***** BRANO CITATO *****

Corte dei conti, Sulla possibilità di utilizzo dell’avanzo per fronteggiare l’aumento delle spese energetiche

L’avanzo di amministrazione può fronteggiare l’aumento delle spese energetiche (gas ed energia elettrica) solo nella misura in cui risponda alle specifiche finalità contenute nel comma 2 dell’art.187 del TUEL, nell’ordine di priorità ivi indicato. È questa la risposta della Corte dei conti, Sez. Lombardia, deliberazione n. 63/2022, in riscontro ad una richiesta di parere di un Comune.
La Sezione ricorda che l’art.187, c.1, Tuel prevede una “ripartizione” del risultato di amministrazione in fondi vincolati, fondi destinati agli investimenti, fondi accantonati e fondi liberi, riservando un differenziato regime vincolistico ai diversi fondi di composizione del risultato di amministrazione. Con riferimento ai fondi liberi, il comma 2 dell’art.187 (analogamente all’art.42, c.6, d.lgs. 118/2011, per le regioni) dispone, infatti, che detti fondi possono essere utilizzati dall’ente con provvedimento di variazione di bilancio, solo per alcune finalità, che la norma prevede espressamente ed indica secondo un preciso ordine di priorità: la copertura dei debiti fuori bilancio; i provvedimenti necessari per la salvaguardia degli equilibri di bilancio, se non possa provvedersi con mezzi ordinari (vale a dire, con tutte le possibili politiche di contenimento delle spese e di massimizzazione delle entrate proprie, senza necessariamente arrivare all’esaurimento delle politiche tributarie regionali e locali), il finanziamento di spese di investimento; il finanziamento delle spese correnti a carattere non permanente, vale a dire caratterizzate dall’assenza di continuità temporale; l’estinzione anticipata dei prestiti. La “ratio sottesa a detta regola va ravvisata nell’esigenza di garantire la salvaguardia degli equilibri di bilancio. In altri termini la “destinazione” dell’avanzo libero di amministrazione deve essere conforme sia alle finalità sia all’ordine di priorità indicate dal legislatore.

*****

**ESERCIZIO PROPOSTO A:** Puoi rendere come tabella Markdown, con le colonne "N." e "Riga", le righe dei dati dalla riga che contiene "app-window: T2Laser v1.3v" fino a quella che contiene "stair-riser [183, 244, 379, 254]", entrambe incluse e senza le righe vuote?

***** DATI DI PARTENZA *****

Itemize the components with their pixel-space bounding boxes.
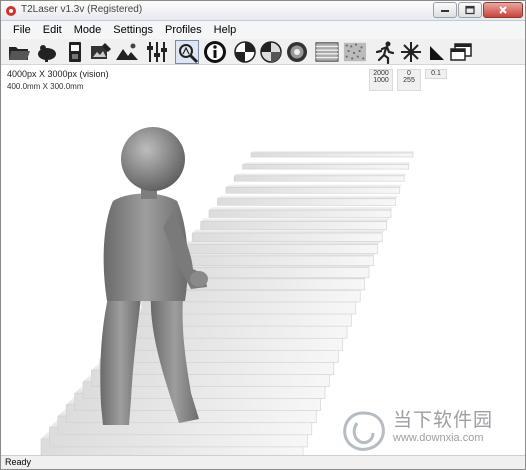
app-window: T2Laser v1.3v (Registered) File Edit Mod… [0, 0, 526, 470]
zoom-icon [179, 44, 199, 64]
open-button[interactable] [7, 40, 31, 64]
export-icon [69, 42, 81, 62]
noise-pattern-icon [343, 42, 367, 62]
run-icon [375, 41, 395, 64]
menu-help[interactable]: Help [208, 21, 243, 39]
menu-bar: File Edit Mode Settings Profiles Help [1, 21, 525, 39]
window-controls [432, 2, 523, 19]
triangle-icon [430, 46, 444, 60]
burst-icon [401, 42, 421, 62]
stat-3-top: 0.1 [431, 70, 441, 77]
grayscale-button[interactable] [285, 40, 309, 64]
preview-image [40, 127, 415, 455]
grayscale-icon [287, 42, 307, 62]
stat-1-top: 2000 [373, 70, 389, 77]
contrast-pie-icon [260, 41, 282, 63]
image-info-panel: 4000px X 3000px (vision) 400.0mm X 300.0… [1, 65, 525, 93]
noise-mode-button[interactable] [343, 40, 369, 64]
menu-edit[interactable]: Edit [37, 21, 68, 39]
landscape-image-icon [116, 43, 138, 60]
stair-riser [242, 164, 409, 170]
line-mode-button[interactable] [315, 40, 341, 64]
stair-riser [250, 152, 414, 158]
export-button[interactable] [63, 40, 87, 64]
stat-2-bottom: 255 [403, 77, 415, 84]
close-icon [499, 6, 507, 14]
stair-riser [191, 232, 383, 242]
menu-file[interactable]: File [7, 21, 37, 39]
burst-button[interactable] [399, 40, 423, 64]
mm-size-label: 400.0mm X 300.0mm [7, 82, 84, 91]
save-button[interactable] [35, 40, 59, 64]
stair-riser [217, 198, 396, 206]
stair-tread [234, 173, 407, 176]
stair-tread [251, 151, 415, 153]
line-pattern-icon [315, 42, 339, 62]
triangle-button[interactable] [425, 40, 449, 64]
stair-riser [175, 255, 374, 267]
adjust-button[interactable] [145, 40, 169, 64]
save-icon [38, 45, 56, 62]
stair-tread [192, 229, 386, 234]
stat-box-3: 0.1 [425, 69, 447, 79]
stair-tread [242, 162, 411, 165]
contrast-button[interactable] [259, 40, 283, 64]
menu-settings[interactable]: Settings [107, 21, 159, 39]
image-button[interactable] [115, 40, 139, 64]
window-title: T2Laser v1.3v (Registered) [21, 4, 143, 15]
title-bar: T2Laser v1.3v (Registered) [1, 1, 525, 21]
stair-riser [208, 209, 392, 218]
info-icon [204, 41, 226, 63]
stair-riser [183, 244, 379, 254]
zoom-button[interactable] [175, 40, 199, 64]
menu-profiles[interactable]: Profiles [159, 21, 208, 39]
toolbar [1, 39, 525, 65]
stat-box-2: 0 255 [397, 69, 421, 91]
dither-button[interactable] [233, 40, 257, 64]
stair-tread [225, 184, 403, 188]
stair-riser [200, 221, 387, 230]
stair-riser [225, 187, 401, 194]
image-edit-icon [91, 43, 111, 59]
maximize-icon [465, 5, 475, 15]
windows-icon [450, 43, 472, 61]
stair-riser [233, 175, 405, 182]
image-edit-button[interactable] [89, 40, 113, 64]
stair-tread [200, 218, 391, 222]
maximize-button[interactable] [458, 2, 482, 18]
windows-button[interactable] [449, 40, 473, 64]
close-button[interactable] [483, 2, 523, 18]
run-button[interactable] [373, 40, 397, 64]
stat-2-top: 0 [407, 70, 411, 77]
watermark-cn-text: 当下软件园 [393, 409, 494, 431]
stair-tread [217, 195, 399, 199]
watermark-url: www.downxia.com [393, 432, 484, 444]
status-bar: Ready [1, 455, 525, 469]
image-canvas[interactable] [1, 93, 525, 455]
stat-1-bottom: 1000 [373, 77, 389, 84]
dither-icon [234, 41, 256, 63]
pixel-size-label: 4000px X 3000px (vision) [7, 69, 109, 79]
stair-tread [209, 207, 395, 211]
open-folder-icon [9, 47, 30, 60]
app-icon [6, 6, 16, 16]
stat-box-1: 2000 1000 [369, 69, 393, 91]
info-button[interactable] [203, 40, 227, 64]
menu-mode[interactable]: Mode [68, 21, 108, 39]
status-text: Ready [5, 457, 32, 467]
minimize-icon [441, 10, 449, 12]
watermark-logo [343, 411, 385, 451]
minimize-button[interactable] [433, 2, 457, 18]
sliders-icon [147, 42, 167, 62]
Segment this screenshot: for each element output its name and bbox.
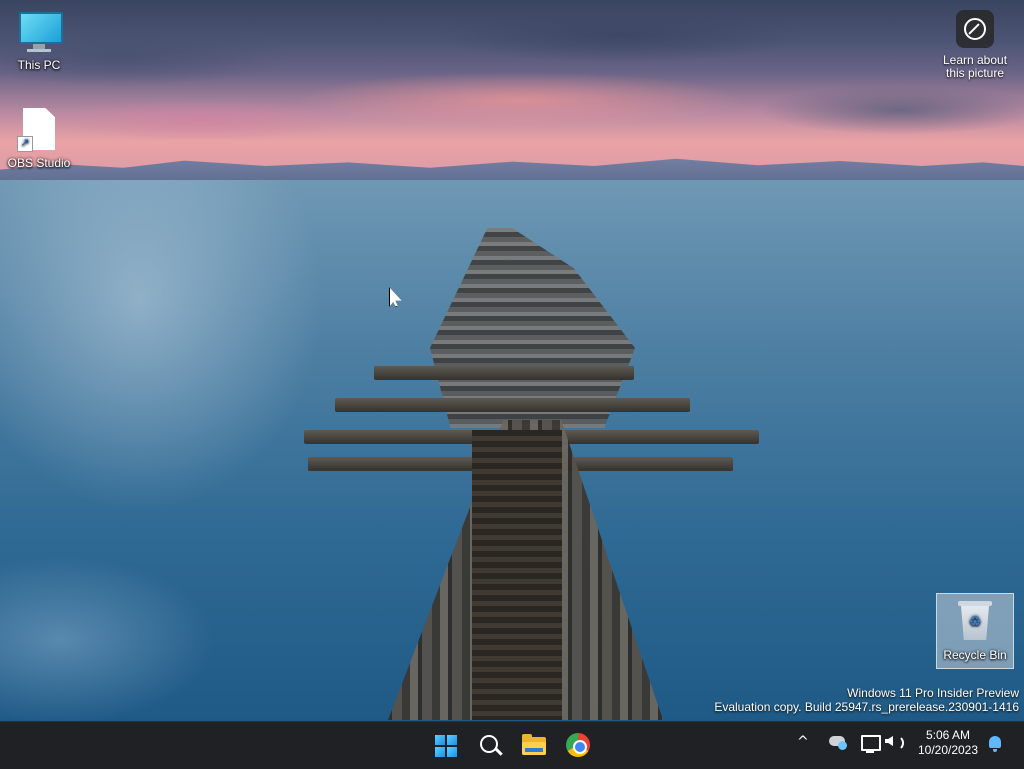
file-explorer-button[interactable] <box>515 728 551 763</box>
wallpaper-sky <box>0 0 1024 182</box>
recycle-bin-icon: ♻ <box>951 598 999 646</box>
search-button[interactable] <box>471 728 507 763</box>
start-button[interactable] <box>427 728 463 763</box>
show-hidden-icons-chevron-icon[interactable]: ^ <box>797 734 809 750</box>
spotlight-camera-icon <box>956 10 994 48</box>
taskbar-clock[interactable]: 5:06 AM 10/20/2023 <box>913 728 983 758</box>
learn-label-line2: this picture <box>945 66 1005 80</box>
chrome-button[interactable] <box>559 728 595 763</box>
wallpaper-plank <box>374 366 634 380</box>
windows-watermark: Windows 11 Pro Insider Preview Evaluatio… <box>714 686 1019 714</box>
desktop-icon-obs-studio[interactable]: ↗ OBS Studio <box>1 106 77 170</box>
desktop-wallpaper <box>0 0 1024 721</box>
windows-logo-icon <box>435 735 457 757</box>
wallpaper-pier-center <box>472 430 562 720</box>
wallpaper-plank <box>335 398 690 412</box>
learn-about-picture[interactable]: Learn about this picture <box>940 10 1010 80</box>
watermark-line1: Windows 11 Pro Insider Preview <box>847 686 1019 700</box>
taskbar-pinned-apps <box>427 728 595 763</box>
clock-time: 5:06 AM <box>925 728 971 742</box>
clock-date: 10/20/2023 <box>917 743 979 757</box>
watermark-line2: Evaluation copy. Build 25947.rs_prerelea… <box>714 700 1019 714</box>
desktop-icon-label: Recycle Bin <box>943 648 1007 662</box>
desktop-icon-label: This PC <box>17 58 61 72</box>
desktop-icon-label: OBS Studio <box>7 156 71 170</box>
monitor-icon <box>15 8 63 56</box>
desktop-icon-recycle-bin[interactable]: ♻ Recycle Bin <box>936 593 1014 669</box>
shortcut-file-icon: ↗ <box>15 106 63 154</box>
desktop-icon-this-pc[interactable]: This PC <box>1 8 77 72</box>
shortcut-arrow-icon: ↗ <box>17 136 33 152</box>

*****

**ESERCIZIO PROPOSTO B:** Puoi trascrivere parola per parola, dal testo sull'avanzo di amministrazione, il tratto che inizia con le parole "Corte dei conti, Sulla" e termina con "di un Comune."?

**SOLUZIONE ESERCIZIO A:**
| N. | Riga |
|---|---|
| 1 | app-window: T2Laser v1.3v (Registered) File Edit Mod… [0, 0, 526, 470] |
| 2 | zoom-icon [179, 44, 199, 64] |
| 3 | open-button[interactable] [7, 40, 31, 64] |
| 4 | export-icon [69, 42, 81, 62] |
| 5 | noise-pattern-icon [343, 42, 367, 62] |
| 6 | run-icon [375, 41, 395, 64] |
| 7 | menu-help[interactable]: Help [208, 21, 243, 39] |
| 8 | menu-bar: File Edit Mode Settings Profiles Help [1, 21, 525, 39] |
| 9 | window-controls [432, 2, 523, 19] |
| 10 | triangle-icon [430, 46, 444, 60] |
| 11 | burst-icon [401, 42, 421, 62] |
| 12 | stat-3-top: 0.1 [431, 70, 441, 77] |
| 13 | grayscale-button[interactable] [285, 40, 309, 64] |
| 14 | preview-image [40, 127, 415, 455] |
| 15 | grayscale-icon [287, 42, 307, 62] |
| 16 | stat-1-top: 2000 [373, 70, 389, 77] |
| 17 | contrast-pie-icon [260, 41, 282, 63] |
| 18 | image-info-panel: 4000px X 3000px (vision) 400.0mm X 300.0… [1, 65, 525, 93] |
| 19 | noise-mode-button[interactable] [343, 40, 369, 64] |
| 20 | menu-edit[interactable]: Edit [37, 21, 68, 39] |
| 21 | landscape-image-icon [116, 43, 138, 60] |
| 22 | stair-riser [242, 164, 409, 170] |
| 23 | line-mode-button[interactable] [315, 40, 341, 64] |
| 24 | stair-riser [250, 152, 414, 158] |
| 25 | export-button[interactable] [63, 40, 87, 64] |
| 26 | stat-2-bottom: 255 [403, 77, 415, 84] |
| 27 | close-icon [499, 6, 507, 14] |
| 28 | stair-riser [191, 232, 383, 242] |
| 29 | menu-file[interactable]: File [7, 21, 37, 39] |
| 30 | burst-button[interactable] [399, 40, 423, 64] |
| 31 | mm-size-label: 400.0mm X 300.0mm [7, 82, 84, 91] |
| 32 | save-button[interactable] [35, 40, 59, 64] |
| 33 | stair-riser [217, 198, 396, 206] |
| 34 | stair-tread [234, 173, 407, 176] |
| 35 | stair-tread [251, 151, 415, 153] |
| 36 | line-pattern-icon [315, 42, 339, 62] |
| 37 | triangle-button[interactable] [425, 40, 449, 64] |
| 38 | stair-riser [175, 255, 374, 267] |
| 39 | adjust-button[interactable] [145, 40, 169, 64] |
| 40 | save-icon [38, 45, 56, 62] |
| 41 | stair-tread [192, 229, 386, 234] |
| 42 | stat-box-3: 0.1 [425, 69, 447, 79] |
| 43 | stair-tread [242, 162, 411, 165] |
| 44 | contrast-button[interactable] [259, 40, 283, 64] |
| 45 | menu-settings[interactable]: Settings [107, 21, 159, 39] |
| 46 | image-button[interactable] [115, 40, 139, 64] |
| 47 | window-title: T2Laser v1.3v (Registered) [21, 4, 143, 15] |
| 48 | title-bar: T2Laser v1.3v (Registered) [1, 1, 525, 21] |
| 49 | stair-riser [208, 209, 392, 218] |
| 50 | info-icon [204, 41, 226, 63] |
| 51 | stair-riser [183, 244, 379, 254] |

**SOLUZIONE ESERCIZIO B:**
Corte dei conti, Sulla possibilità di utilizzo dell’avanzo per fronteggiare l’aumento delle spese energetiche

L’avanzo di amministrazione può fronteggiare l’aumento delle spese energetiche (gas ed energia elettrica) solo nella misura in cui risponda alle specifiche finalità contenute nel comma 2 dell’art.187 del TUEL, nell’ordine di priorità ivi indicato. È questa la risposta della Corte dei conti, Sez. Lombardia, deliberazione n. 63/2022, in riscontro ad una richiesta di parere di un Comune.